------ Provided material ------

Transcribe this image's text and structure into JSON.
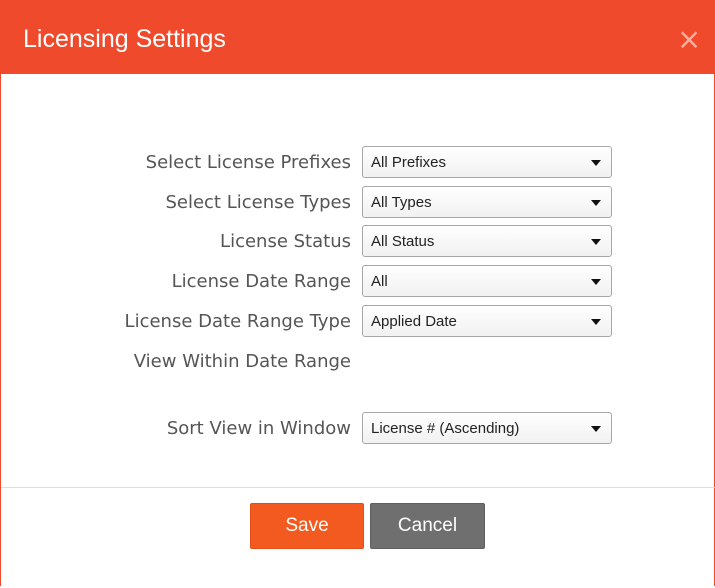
{
  "dialog": {
    "title": "Licensing Settings",
    "close_icon": "close-icon",
    "close_glyph": "×"
  },
  "fields": [
    {
      "label": "Select License Prefixes",
      "value": "All Prefixes",
      "icon": "chevron-down-icon"
    },
    {
      "label": "Select License Types",
      "value": "All Types",
      "icon": "chevron-down-icon"
    },
    {
      "label": "License Status",
      "value": "All Status",
      "icon": "chevron-down-icon"
    },
    {
      "label": "License Date Range",
      "value": "All",
      "icon": "chevron-down-icon"
    },
    {
      "label": "License Date Range Type",
      "value": "Applied Date",
      "icon": "chevron-down-icon"
    },
    {
      "label": "View Within Date Range"
    },
    {
      "label": "Sort View in Window",
      "value": "License # (Ascending)",
      "icon": "chevron-down-icon"
    }
  ],
  "actions": {
    "save": "Save",
    "cancel": "Cancel"
  },
  "colors": {
    "header": "#ef4a2b",
    "save": "#f35a1f",
    "cancel": "#6f6f6f"
  }
}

------

• [Given instruction]: Reproduce the data above in full, exactly as it is, with the pictures left out.

• [Final answer]:
Transcribe this image's text and structure into JSON.
{
  "dialog": {
    "title": "Licensing Settings",
    "close_icon": "close-icon",
    "close_glyph": "×"
  },
  "fields": [
    {
      "label": "Select License Prefixes",
      "value": "All Prefixes",
      "icon": "chevron-down-icon"
    },
    {
      "label": "Select License Types",
      "value": "All Types",
      "icon": "chevron-down-icon"
    },
    {
      "label": "License Status",
      "value": "All Status",
      "icon": "chevron-down-icon"
    },
    {
      "label": "License Date Range",
      "value": "All",
      "icon": "chevron-down-icon"
    },
    {
      "label": "License Date Range Type",
      "value": "Applied Date",
      "icon": "chevron-down-icon"
    },
    {
      "label": "View Within Date Range"
    },
    {
      "label": "Sort View in Window",
      "value": "License # (Ascending)",
      "icon": "chevron-down-icon"
    }
  ],
  "actions": {
    "save": "Save",
    "cancel": "Cancel"
  },
  "colors": {
    "header": "#ef4a2b",
    "save": "#f35a1f",
    "cancel": "#6f6f6f"
  }
}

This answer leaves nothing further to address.